TASK: Search the records for the word "arrow" and report each line that has it.

TASK MATERIAL:
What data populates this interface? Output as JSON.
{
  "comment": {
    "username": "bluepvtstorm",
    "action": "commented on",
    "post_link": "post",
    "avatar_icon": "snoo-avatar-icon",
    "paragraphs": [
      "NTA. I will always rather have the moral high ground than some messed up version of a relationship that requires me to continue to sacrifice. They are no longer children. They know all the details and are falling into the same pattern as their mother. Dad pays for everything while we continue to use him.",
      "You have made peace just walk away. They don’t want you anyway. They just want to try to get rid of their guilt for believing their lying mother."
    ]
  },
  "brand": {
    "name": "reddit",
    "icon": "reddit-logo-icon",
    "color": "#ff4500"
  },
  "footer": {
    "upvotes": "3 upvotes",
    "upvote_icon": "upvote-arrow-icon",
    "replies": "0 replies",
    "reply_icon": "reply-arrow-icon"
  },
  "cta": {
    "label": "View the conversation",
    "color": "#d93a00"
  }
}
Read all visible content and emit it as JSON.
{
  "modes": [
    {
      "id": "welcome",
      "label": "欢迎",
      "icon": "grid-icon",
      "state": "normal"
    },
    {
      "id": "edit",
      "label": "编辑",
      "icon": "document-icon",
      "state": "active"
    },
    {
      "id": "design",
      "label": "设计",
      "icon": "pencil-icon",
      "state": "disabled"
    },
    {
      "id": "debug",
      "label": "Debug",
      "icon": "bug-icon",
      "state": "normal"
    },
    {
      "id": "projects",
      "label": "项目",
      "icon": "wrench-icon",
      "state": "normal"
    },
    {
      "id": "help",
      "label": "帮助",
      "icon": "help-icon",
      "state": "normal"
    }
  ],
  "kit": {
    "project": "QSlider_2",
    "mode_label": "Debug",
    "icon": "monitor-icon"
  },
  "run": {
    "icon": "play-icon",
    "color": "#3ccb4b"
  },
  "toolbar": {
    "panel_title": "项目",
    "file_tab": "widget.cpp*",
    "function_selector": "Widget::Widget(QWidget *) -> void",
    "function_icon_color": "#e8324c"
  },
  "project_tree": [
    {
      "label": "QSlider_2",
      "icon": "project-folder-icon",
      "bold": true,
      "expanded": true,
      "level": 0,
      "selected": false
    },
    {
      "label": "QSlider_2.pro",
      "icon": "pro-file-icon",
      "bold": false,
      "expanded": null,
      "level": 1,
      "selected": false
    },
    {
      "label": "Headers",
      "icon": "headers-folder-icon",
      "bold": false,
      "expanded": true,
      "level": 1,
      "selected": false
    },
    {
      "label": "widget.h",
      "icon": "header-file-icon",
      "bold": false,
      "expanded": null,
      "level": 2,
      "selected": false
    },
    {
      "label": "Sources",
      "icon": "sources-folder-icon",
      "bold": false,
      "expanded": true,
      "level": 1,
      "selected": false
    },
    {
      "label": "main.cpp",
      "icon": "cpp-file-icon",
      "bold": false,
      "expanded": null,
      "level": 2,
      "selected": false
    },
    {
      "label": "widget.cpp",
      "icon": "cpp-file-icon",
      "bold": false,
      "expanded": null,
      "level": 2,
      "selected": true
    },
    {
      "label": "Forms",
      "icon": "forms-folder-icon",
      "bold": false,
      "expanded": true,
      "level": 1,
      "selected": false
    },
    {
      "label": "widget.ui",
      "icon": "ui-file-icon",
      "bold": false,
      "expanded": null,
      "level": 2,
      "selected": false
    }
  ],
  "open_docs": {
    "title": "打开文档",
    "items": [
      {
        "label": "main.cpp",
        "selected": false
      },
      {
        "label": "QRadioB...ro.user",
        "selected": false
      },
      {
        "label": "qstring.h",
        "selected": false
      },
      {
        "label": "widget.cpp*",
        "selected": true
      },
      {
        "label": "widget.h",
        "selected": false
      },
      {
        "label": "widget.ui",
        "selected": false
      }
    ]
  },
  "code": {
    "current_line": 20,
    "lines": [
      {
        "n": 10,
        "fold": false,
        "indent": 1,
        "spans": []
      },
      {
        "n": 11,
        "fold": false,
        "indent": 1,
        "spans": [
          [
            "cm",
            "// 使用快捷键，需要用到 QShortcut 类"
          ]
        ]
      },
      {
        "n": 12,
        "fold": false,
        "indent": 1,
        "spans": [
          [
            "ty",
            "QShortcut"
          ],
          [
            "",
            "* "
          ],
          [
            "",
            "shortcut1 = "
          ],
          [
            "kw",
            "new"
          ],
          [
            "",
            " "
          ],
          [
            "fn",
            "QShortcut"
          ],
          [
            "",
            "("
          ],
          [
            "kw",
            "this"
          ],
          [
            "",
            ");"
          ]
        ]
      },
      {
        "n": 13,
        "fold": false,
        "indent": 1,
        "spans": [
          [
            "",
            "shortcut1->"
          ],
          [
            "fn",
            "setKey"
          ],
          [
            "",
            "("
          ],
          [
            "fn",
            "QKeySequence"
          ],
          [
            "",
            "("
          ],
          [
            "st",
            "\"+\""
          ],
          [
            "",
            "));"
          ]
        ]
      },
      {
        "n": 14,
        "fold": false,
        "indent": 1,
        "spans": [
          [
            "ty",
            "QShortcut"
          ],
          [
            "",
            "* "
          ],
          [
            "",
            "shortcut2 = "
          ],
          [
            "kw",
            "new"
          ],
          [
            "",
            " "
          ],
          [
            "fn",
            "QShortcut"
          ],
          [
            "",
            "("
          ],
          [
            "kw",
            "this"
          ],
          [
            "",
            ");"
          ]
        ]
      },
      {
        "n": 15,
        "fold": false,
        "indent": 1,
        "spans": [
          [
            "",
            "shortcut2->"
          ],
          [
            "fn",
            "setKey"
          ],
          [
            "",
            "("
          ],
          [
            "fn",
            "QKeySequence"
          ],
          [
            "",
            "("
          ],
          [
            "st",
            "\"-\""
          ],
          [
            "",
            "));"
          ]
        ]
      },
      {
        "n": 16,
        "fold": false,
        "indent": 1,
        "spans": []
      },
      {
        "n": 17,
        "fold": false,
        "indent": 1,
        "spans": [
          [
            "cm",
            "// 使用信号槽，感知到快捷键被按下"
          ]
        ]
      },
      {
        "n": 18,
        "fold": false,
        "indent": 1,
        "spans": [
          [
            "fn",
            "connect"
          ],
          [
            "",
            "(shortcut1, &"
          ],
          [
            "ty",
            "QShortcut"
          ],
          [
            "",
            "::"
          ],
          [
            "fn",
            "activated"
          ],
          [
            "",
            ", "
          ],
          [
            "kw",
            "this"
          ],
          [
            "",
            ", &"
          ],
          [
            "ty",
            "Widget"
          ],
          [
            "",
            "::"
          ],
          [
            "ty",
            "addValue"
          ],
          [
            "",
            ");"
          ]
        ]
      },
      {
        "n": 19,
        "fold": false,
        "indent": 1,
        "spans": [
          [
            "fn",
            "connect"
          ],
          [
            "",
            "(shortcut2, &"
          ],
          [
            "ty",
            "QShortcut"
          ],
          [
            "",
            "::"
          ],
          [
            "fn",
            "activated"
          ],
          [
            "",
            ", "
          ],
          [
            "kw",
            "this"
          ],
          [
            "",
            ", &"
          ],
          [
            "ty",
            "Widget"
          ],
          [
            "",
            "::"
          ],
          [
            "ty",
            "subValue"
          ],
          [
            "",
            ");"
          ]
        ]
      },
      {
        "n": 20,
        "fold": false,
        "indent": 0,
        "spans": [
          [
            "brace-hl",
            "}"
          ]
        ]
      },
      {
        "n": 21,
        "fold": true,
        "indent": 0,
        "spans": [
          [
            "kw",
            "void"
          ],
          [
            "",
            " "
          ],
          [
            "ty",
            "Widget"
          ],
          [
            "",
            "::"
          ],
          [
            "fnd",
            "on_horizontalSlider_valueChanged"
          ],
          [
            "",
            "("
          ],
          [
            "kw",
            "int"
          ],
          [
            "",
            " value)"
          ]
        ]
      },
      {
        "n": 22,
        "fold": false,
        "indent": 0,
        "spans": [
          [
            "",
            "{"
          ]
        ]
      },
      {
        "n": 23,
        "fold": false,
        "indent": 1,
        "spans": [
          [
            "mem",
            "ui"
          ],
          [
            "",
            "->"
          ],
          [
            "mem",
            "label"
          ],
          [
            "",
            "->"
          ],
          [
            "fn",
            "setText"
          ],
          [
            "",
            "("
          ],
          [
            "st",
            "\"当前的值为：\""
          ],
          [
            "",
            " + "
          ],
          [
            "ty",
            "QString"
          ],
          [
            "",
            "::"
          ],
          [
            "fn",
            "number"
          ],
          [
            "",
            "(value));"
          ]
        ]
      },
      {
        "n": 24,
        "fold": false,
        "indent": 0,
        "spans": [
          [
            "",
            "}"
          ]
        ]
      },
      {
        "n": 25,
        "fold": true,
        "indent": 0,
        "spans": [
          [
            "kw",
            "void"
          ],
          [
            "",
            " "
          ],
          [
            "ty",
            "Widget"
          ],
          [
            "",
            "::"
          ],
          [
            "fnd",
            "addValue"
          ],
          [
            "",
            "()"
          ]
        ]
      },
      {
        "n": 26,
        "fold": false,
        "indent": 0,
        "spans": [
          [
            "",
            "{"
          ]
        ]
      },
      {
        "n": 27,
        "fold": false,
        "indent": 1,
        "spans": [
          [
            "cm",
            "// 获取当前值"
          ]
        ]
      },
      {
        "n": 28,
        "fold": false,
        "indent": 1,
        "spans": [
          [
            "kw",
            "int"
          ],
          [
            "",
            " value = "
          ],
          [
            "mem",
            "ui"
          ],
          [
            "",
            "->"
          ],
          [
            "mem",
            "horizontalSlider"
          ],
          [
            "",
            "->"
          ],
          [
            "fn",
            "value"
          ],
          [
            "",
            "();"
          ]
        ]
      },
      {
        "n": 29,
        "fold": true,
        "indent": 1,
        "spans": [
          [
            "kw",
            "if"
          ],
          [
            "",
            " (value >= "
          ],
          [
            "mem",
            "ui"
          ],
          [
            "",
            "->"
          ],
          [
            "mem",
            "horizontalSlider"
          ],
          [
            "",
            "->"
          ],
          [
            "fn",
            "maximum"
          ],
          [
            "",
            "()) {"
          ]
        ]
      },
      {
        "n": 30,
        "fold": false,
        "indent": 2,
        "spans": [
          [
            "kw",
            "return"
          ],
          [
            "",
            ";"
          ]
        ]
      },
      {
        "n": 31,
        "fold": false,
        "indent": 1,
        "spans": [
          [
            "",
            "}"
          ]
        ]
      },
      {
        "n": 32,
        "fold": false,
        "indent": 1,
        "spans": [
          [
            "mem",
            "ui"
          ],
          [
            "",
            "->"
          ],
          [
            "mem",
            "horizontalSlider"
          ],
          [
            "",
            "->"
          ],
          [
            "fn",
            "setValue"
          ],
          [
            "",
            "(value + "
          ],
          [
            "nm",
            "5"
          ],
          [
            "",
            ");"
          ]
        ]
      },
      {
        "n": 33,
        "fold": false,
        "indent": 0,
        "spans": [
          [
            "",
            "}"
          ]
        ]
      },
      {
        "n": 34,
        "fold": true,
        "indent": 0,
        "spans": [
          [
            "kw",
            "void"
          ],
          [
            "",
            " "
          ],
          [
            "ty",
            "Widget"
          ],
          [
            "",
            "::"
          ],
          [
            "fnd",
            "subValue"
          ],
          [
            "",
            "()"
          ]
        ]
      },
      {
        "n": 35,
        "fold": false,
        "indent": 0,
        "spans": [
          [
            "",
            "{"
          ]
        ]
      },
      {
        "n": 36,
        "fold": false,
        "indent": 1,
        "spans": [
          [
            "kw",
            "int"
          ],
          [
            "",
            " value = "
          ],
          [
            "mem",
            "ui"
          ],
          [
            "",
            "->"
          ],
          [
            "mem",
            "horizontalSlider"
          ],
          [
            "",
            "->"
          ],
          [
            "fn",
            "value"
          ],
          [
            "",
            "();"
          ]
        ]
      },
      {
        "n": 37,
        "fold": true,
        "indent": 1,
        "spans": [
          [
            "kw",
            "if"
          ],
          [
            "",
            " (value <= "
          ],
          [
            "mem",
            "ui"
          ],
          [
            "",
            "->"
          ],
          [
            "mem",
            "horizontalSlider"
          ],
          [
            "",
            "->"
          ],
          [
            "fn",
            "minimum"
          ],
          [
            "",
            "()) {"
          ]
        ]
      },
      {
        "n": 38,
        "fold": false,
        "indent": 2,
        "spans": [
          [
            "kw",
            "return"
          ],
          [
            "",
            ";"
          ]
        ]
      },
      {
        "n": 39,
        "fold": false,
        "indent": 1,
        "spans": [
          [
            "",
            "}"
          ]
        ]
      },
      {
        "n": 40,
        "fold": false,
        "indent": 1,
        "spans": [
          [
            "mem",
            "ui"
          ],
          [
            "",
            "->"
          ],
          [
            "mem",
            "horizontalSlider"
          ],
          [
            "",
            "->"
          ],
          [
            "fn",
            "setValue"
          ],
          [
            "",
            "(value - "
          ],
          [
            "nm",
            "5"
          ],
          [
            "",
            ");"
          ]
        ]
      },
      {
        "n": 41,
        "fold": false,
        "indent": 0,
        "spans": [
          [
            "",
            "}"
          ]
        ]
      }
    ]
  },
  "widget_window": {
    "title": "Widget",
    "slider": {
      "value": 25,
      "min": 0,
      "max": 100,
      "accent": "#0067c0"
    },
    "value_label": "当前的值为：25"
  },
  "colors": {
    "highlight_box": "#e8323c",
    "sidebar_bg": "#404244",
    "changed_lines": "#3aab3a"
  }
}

TASK OUTPUT:
    "upvote_icon": "upvote-arrow-icon",
    "reply_icon": "reply-arrow-icon"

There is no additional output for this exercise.